# WHAT IS ASKED
Extract, from the records beneath this instruction, each line that contains the word "experimento".

# ENTRIES SUPPLIED
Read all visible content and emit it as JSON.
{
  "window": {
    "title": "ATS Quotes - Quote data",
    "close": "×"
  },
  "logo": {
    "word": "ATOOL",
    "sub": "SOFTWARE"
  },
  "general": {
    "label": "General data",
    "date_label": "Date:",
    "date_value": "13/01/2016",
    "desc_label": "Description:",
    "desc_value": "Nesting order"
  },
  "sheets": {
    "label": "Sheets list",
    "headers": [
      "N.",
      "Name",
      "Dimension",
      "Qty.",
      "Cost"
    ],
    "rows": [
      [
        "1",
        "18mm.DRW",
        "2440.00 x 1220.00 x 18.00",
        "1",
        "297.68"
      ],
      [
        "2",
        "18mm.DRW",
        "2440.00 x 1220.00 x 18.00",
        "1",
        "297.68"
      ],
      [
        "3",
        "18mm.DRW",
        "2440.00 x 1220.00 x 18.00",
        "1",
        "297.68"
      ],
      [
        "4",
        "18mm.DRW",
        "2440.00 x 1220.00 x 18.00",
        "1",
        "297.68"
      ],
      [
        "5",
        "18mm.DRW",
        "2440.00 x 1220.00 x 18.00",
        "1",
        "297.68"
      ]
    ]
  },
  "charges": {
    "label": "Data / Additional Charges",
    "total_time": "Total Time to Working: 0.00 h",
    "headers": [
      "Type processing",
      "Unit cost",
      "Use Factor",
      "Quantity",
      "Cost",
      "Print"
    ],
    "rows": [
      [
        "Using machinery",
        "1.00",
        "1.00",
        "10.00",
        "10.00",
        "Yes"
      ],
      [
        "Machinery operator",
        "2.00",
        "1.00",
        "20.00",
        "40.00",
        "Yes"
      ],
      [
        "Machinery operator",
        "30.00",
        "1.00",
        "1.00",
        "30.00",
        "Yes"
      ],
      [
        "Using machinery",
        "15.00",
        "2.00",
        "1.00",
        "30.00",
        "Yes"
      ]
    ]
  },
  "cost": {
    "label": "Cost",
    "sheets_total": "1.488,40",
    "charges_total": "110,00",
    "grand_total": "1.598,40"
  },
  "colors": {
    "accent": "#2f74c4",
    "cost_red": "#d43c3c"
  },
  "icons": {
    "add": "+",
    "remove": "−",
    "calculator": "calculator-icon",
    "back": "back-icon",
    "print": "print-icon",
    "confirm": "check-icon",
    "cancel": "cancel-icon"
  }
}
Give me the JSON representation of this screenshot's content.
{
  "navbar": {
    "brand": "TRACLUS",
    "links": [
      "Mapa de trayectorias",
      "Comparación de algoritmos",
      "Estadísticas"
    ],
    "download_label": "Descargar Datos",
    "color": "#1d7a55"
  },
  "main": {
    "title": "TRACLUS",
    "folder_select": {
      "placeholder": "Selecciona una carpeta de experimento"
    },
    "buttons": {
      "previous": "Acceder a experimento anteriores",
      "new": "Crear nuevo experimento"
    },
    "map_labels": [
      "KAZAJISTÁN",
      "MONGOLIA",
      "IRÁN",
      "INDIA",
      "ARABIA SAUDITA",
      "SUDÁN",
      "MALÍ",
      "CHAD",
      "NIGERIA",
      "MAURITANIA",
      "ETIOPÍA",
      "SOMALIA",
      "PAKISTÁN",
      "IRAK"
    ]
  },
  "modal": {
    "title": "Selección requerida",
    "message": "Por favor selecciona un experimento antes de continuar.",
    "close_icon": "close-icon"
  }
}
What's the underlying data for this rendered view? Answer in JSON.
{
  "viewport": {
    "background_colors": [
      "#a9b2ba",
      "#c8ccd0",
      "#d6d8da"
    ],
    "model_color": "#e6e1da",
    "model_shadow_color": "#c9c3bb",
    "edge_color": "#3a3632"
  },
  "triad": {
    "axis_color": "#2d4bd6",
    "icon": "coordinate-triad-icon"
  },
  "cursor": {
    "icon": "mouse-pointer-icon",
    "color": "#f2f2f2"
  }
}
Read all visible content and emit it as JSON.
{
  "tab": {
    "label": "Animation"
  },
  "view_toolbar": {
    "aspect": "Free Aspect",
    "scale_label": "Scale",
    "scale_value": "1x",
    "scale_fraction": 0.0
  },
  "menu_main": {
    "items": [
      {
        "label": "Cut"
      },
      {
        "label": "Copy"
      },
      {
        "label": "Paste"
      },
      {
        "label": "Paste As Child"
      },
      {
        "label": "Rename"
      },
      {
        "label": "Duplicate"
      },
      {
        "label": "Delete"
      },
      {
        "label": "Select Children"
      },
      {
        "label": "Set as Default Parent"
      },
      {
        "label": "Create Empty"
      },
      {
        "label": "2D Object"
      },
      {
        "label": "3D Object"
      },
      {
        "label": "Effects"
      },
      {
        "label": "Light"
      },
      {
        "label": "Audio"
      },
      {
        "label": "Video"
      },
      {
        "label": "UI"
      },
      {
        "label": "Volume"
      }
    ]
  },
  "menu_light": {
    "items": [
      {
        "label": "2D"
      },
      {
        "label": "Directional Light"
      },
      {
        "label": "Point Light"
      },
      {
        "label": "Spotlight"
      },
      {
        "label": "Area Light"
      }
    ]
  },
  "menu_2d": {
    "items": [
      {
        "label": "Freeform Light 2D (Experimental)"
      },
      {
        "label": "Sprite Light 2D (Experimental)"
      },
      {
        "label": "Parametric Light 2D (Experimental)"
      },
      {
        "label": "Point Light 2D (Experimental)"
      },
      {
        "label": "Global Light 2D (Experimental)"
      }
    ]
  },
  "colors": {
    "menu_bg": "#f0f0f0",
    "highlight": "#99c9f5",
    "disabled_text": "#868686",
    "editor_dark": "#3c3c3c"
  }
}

# ANSWER TO THIS PROBLEM
      "placeholder": "Selecciona una carpeta de experimento"
      "previous": "Acceder a experimento anteriores",
      "new": "Crear nuevo experimento"
    "message": "Por favor selecciona un experimento antes de continuar.",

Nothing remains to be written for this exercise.